====== Task input ======

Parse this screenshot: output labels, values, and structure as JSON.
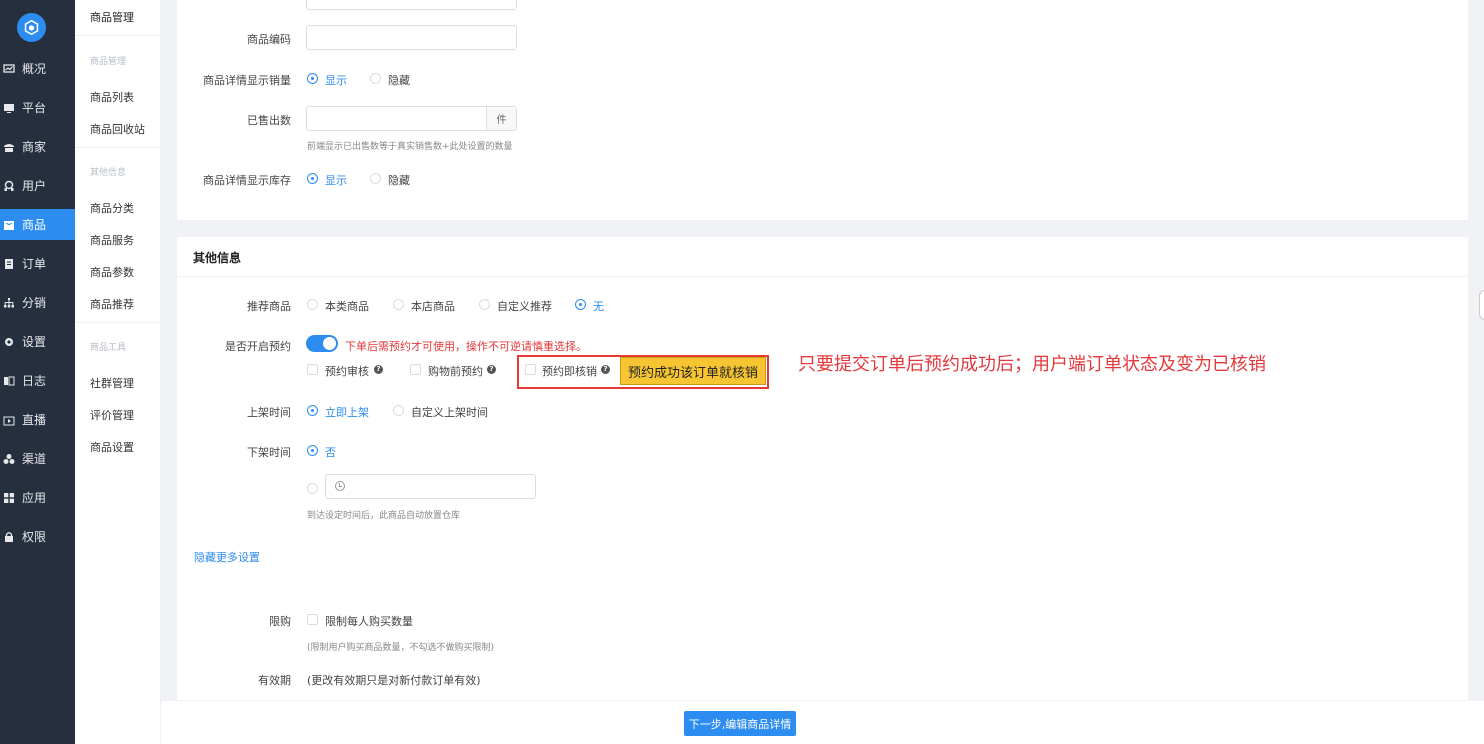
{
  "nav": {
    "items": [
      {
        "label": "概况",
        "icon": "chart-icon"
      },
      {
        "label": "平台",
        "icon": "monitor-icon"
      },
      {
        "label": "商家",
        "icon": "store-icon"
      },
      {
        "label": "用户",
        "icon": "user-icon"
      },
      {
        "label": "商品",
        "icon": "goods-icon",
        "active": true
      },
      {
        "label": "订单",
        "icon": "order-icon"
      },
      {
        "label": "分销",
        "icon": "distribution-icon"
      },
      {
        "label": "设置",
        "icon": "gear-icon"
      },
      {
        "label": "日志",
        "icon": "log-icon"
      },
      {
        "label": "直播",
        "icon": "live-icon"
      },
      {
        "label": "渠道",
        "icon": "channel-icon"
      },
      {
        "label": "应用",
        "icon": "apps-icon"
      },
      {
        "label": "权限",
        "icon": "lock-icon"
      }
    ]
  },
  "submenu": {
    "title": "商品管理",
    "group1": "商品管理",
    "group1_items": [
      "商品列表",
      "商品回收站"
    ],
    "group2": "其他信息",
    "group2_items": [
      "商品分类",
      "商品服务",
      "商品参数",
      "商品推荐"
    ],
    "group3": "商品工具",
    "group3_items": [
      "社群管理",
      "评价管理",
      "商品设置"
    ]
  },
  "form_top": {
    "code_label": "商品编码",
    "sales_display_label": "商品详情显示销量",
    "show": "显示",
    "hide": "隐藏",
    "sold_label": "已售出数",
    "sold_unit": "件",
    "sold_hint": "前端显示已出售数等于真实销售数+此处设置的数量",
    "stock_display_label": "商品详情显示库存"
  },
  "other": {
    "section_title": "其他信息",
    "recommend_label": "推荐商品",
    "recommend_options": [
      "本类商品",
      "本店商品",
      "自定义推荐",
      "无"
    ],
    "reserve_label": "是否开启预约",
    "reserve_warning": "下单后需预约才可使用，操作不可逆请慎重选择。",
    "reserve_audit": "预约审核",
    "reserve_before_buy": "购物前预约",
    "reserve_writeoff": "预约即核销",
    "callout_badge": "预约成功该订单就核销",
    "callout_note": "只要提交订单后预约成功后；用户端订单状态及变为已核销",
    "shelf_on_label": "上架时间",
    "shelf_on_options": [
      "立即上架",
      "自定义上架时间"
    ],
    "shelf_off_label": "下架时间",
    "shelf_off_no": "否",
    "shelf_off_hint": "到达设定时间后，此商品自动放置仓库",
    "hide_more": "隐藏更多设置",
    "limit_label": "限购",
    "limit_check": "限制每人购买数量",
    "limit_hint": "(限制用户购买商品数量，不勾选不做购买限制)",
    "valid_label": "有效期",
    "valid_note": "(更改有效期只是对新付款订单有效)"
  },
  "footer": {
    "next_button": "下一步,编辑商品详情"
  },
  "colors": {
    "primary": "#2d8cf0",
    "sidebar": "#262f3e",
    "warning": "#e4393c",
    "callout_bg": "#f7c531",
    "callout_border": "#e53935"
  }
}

======

• Task requirements: Exclude all images and restate the records above word for word.

• Response to the exercise:
Parse this screenshot: output labels, values, and structure as JSON.
{
  "nav": {
    "items": [
      {
        "label": "概况",
        "icon": "chart-icon"
      },
      {
        "label": "平台",
        "icon": "monitor-icon"
      },
      {
        "label": "商家",
        "icon": "store-icon"
      },
      {
        "label": "用户",
        "icon": "user-icon"
      },
      {
        "label": "商品",
        "icon": "goods-icon",
        "active": true
      },
      {
        "label": "订单",
        "icon": "order-icon"
      },
      {
        "label": "分销",
        "icon": "distribution-icon"
      },
      {
        "label": "设置",
        "icon": "gear-icon"
      },
      {
        "label": "日志",
        "icon": "log-icon"
      },
      {
        "label": "直播",
        "icon": "live-icon"
      },
      {
        "label": "渠道",
        "icon": "channel-icon"
      },
      {
        "label": "应用",
        "icon": "apps-icon"
      },
      {
        "label": "权限",
        "icon": "lock-icon"
      }
    ]
  },
  "submenu": {
    "title": "商品管理",
    "group1": "商品管理",
    "group1_items": [
      "商品列表",
      "商品回收站"
    ],
    "group2": "其他信息",
    "group2_items": [
      "商品分类",
      "商品服务",
      "商品参数",
      "商品推荐"
    ],
    "group3": "商品工具",
    "group3_items": [
      "社群管理",
      "评价管理",
      "商品设置"
    ]
  },
  "form_top": {
    "code_label": "商品编码",
    "sales_display_label": "商品详情显示销量",
    "show": "显示",
    "hide": "隐藏",
    "sold_label": "已售出数",
    "sold_unit": "件",
    "sold_hint": "前端显示已出售数等于真实销售数+此处设置的数量",
    "stock_display_label": "商品详情显示库存"
  },
  "other": {
    "section_title": "其他信息",
    "recommend_label": "推荐商品",
    "recommend_options": [
      "本类商品",
      "本店商品",
      "自定义推荐",
      "无"
    ],
    "reserve_label": "是否开启预约",
    "reserve_warning": "下单后需预约才可使用，操作不可逆请慎重选择。",
    "reserve_audit": "预约审核",
    "reserve_before_buy": "购物前预约",
    "reserve_writeoff": "预约即核销",
    "callout_badge": "预约成功该订单就核销",
    "callout_note": "只要提交订单后预约成功后；用户端订单状态及变为已核销",
    "shelf_on_label": "上架时间",
    "shelf_on_options": [
      "立即上架",
      "自定义上架时间"
    ],
    "shelf_off_label": "下架时间",
    "shelf_off_no": "否",
    "shelf_off_hint": "到达设定时间后，此商品自动放置仓库",
    "hide_more": "隐藏更多设置",
    "limit_label": "限购",
    "limit_check": "限制每人购买数量",
    "limit_hint": "(限制用户购买商品数量，不勾选不做购买限制)",
    "valid_label": "有效期",
    "valid_note": "(更改有效期只是对新付款订单有效)"
  },
  "footer": {
    "next_button": "下一步,编辑商品详情"
  },
  "colors": {
    "primary": "#2d8cf0",
    "sidebar": "#262f3e",
    "warning": "#e4393c",
    "callout_bg": "#f7c531",
    "callout_border": "#e53935"
  }
}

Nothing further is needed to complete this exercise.